───── Data entries

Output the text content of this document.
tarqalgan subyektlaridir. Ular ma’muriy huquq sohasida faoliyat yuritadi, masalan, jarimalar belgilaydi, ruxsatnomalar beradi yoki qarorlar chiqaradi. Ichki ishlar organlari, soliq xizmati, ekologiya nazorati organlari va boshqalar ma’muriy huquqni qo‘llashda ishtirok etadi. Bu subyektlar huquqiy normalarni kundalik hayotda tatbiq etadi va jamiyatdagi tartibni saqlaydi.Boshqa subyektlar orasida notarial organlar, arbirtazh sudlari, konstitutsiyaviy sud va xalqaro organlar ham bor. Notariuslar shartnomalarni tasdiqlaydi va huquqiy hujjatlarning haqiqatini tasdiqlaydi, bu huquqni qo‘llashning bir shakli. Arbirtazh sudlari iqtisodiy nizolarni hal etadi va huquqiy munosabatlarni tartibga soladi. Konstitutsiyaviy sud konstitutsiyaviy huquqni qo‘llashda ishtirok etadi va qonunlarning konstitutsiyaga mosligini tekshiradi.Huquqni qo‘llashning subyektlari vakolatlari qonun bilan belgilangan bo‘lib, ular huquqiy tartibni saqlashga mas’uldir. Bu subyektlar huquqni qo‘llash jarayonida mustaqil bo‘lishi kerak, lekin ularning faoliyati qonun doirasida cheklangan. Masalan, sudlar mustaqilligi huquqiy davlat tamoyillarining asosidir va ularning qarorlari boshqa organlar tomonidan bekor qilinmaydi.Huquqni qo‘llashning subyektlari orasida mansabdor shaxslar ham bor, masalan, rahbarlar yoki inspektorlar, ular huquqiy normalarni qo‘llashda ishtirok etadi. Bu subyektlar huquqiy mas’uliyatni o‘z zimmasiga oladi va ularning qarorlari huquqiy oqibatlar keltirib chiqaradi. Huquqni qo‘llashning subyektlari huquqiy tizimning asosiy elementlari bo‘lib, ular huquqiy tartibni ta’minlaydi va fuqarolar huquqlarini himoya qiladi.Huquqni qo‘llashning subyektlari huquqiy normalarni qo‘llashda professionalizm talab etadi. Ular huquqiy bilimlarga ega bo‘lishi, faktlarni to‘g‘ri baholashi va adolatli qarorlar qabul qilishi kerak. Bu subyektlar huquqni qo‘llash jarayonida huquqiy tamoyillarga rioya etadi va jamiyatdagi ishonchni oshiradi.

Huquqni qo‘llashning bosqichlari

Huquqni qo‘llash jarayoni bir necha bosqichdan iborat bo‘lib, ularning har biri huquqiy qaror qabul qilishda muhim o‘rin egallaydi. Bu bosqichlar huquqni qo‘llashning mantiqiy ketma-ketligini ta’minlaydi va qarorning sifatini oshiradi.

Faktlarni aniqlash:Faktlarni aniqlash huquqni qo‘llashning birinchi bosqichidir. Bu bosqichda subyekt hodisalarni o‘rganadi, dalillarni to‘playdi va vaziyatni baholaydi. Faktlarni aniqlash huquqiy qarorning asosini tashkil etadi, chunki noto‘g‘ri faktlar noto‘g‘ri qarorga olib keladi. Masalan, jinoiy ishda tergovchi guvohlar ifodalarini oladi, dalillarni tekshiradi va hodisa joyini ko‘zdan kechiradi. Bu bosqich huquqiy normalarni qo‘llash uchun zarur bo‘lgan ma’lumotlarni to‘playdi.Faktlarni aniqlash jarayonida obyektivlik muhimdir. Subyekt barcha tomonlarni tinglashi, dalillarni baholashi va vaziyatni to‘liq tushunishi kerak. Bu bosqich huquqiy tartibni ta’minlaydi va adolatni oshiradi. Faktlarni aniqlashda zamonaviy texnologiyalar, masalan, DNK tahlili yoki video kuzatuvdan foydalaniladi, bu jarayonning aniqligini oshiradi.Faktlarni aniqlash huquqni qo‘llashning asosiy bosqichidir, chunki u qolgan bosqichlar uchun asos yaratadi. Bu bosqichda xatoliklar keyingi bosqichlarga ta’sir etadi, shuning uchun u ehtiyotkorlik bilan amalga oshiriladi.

──────────

**Do this**: From the data above, extract every line in its exact form.

**Task answer**:
Output the text content of this document.
tarqalgan subyektlaridir. Ular ma’muriy huquq sohasida faoliyat yuritadi, masalan, jarimalar belgilaydi, ruxsatnomalar beradi yoki qarorlar chiqaradi. Ichki ishlar organlari, soliq xizmati, ekologiya nazorati organlari va boshqalar ma’muriy huquqni qo‘llashda ishtirok etadi. Bu subyektlar huquqiy normalarni kundalik hayotda tatbiq etadi va jamiyatdagi tartibni saqlaydi.Boshqa subyektlar orasida notarial organlar, arbirtazh sudlari, konstitutsiyaviy sud va xalqaro organlar ham bor. Notariuslar shartnomalarni tasdiqlaydi va huquqiy hujjatlarning haqiqatini tasdiqlaydi, bu huquqni qo‘llashning bir shakli. Arbirtazh sudlari iqtisodiy nizolarni hal etadi va huquqiy munosabatlarni tartibga soladi. Konstitutsiyaviy sud konstitutsiyaviy huquqni qo‘llashda ishtirok etadi va qonunlarning konstitutsiyaga mosligini tekshiradi.Huquqni qo‘llashning subyektlari vakolatlari qonun bilan belgilangan bo‘lib, ular huquqiy tartibni saqlashga mas’uldir. Bu subyektlar huquqni qo‘llash jarayonida mustaqil bo‘lishi kerak, lekin ularning faoliyati qonun doirasida cheklangan. Masalan, sudlar mustaqilligi huquqiy davlat tamoyillarining asosidir va ularning qarorlari boshqa organlar tomonidan bekor qilinmaydi.Huquqni qo‘llashning subyektlari orasida mansabdor shaxslar ham bor, masalan, rahbarlar yoki inspektorlar, ular huquqiy normalarni qo‘llashda ishtirok etadi. Bu subyektlar huquqiy mas’uliyatni o‘z zimmasiga oladi va ularning qarorlari huquqiy oqibatlar keltirib chiqaradi. Huquqni qo‘llashning subyektlari huquqiy tizimning asosiy elementlari bo‘lib, ular huquqiy tartibni ta’minlaydi va fuqarolar huquqlarini himoya qiladi.Huquqni qo‘llashning subyektlari huquqiy normalarni qo‘llashda professionalizm talab etadi. Ular huquqiy bilimlarga ega bo‘lishi, faktlarni to‘g‘ri baholashi va adolatli qarorlar qabul qilishi kerak. Bu subyektlar huquqni qo‘llash jarayonida huquqiy tamoyillarga rioya etadi va jamiyatdagi ishonchni oshiradi.

Huquqni qo‘llashning bosqichlari

Huquqni qo‘llash jarayoni bir necha bosqichdan iborat bo‘lib, ularning har biri huquqiy qaror qabul qilishda muhim o‘rin egallaydi. Bu bosqichlar huquqni qo‘llashning mantiqiy ketma-ketligini ta’minlaydi va qarorning sifatini oshiradi.

Faktlarni aniqlash:Faktlarni aniqlash huquqni qo‘llashning birinchi bosqichidir. Bu bosqichda subyekt hodisalarni o‘rganadi, dalillarni to‘playdi va vaziyatni baholaydi. Faktlarni aniqlash huquqiy qarorning asosini tashkil etadi, chunki noto‘g‘ri faktlar noto‘g‘ri qarorga olib keladi. Masalan, jinoiy ishda tergovchi guvohlar ifodalarini oladi, dalillarni tekshiradi va hodisa joyini ko‘zdan kechiradi. Bu bosqich huquqiy normalarni qo‘llash uchun zarur bo‘lgan ma’lumotlarni to‘playdi.Faktlarni aniqlash jarayonida obyektivlik muhimdir. Subyekt barcha tomonlarni tinglashi, dalillarni baholashi va vaziyatni to‘liq tushunishi kerak. Bu bosqich huquqiy tartibni ta’minlaydi va adolatni oshiradi. Faktlarni aniqlashda zamonaviy texnologiyalar, masalan, DNK tahlili yoki video kuzatuvdan foydalaniladi, bu jarayonning aniqligini oshiradi.Faktlarni aniqlash huquqni qo‘llashning asosiy bosqichidir, chunki u qolgan bosqichlar uchun asos yaratadi. Bu bosqichda xatoliklar keyingi bosqichlarga ta’sir etadi, shuning uchun u ehtiyotkorlik bilan amalga oshiriladi.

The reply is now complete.